PePiPOM presents a strategy combining polyoxometalates (POMs) and peptides, creating a synergy between the antimicrobial activity and amyloid-inhibiting activity of POMs and the biofilm targeting capability of peptides. The main goal of the PePiPOM proposal was the development of new POM-hybrids that prevent biofilm formation by combining both anti-amyloid aggregation and antibacterial activity. To reach this main goal, the project was presented with specific objectives:

I. Development of a new class of POM-peptide hybrids
II. Evaluation of the antibacterial and biofilm inhibition activities
III. In situ evaluation of PePiPOMs on real surfaces

Another goal of this MSCA Individual Fellowship is to foster the development of the individual researcher by a positive impact on her career.

The overall conclusions are:
1) How POMs and peptides interact matters: Different types of POM-peptide hybrids have been studied, differentiated by the mode of interaction between the components: ionic, covalent or metal-coordination. Their further self-assembly should also be taken into consideration. The results from their antibacterial evaluation serving as feedback for the improvement of their design. The combination of POMs and peptides into new materials shows synergistic activity.

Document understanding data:
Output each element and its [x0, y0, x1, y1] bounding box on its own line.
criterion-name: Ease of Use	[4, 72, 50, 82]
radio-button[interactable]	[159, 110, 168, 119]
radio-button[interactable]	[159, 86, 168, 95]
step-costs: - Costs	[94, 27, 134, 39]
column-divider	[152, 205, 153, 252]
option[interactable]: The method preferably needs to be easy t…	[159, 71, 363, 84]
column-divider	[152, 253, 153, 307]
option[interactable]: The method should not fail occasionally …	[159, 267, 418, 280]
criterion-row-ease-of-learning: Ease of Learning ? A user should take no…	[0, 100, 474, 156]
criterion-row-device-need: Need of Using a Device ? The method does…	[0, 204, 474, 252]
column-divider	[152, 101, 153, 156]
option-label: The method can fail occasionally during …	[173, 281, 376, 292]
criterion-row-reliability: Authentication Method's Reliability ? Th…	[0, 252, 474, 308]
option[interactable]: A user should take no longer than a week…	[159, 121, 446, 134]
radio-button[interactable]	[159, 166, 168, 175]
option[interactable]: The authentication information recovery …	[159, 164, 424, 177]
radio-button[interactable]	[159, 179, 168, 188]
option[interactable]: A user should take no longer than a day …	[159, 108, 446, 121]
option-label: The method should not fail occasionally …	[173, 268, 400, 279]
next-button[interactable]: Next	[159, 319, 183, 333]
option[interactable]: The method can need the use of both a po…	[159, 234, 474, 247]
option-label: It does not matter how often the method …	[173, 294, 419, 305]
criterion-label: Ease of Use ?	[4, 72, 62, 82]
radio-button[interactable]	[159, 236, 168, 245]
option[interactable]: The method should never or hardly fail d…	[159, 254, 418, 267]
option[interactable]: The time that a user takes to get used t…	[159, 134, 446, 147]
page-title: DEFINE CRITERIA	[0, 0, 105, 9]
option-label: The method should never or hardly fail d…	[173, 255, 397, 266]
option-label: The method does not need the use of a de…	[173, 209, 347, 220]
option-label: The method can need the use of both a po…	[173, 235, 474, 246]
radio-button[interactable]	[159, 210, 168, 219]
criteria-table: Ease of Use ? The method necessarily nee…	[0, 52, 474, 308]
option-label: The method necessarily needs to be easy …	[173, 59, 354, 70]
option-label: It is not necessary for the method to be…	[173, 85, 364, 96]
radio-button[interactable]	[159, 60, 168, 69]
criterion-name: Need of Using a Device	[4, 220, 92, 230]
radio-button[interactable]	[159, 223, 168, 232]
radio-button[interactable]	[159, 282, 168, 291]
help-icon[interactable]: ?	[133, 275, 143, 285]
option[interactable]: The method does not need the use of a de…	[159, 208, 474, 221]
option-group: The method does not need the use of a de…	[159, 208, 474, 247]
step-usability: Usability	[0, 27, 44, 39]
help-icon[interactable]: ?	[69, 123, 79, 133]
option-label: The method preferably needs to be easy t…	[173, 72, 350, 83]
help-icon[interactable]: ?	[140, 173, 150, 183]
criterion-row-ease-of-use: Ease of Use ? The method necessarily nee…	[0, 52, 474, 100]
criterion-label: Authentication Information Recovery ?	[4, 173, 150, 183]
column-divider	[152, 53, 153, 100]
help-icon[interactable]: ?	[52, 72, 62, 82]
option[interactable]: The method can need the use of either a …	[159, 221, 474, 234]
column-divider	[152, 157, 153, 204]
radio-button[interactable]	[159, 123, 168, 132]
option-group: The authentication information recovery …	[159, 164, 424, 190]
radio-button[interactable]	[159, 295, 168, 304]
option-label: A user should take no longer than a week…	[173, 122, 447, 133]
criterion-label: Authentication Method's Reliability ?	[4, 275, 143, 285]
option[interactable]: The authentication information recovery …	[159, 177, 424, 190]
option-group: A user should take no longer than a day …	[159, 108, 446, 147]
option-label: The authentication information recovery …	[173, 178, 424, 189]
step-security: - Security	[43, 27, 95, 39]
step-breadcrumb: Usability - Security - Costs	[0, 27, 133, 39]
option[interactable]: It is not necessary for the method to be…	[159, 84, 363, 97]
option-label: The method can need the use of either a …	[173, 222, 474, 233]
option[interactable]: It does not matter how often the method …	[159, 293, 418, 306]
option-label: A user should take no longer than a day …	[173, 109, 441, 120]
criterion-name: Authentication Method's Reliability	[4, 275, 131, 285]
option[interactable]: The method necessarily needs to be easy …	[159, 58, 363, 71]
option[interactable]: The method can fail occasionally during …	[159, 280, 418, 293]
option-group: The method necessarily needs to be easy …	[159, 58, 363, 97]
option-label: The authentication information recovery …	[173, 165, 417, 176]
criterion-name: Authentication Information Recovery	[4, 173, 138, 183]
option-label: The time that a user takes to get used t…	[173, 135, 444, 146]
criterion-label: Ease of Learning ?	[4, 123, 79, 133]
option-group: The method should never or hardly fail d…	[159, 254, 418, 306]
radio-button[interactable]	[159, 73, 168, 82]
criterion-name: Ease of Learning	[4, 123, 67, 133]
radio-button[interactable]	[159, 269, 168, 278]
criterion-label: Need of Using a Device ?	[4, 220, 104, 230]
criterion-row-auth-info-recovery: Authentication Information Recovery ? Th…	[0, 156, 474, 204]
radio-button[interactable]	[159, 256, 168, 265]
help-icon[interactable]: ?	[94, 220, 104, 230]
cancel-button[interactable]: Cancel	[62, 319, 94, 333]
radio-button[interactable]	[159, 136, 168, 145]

DIRECTIONS
A: In the PePiPOM project summary, what modes of interaction between the components distinguish the POM-peptide hybrids that were studied?
B: Please write a continuation of the PePiPOM project summary, beginning after its final sentence.

EXPECTED RESULTS
A: Ionic, covalent or metal-coordination.

B:
2) How bacteria are being attacked is key: the antibacterial mechanism of action of these hybrids is being studied in detail. It is important to finely tune the ability of the new materials to induce reactive oxygen species as well as their biofilm inhibitory capacity, for effective antimicrobial treatment.
3) New targets for innovative treatments: the research of new targets within pathogenic bacteria could mean an impact on the development of new treatments to fight AMR.

The specific objectives outlined to reach the main objective were presented as the 4 first Work Packages of the project:
(a) Synthesis & characterisation of a new class of POM-hybrids (WP1)
(b) Evaluation of the in vitro anti-aggregation and antibacterial activities of the PePiPOMs (WP2)
(c) Direct linking of peptides to POM anions (WP3)
(d) In situ evaluation of PePiPOMs on real surfaces (plastic and metal) (WP4)

Since the beginning of the action, work has been performed on both design and preparation of new POM-peptide hybrids (by different approaches) and the study of their antibacterial and antibiofilm activities and the research of their mechanism of action.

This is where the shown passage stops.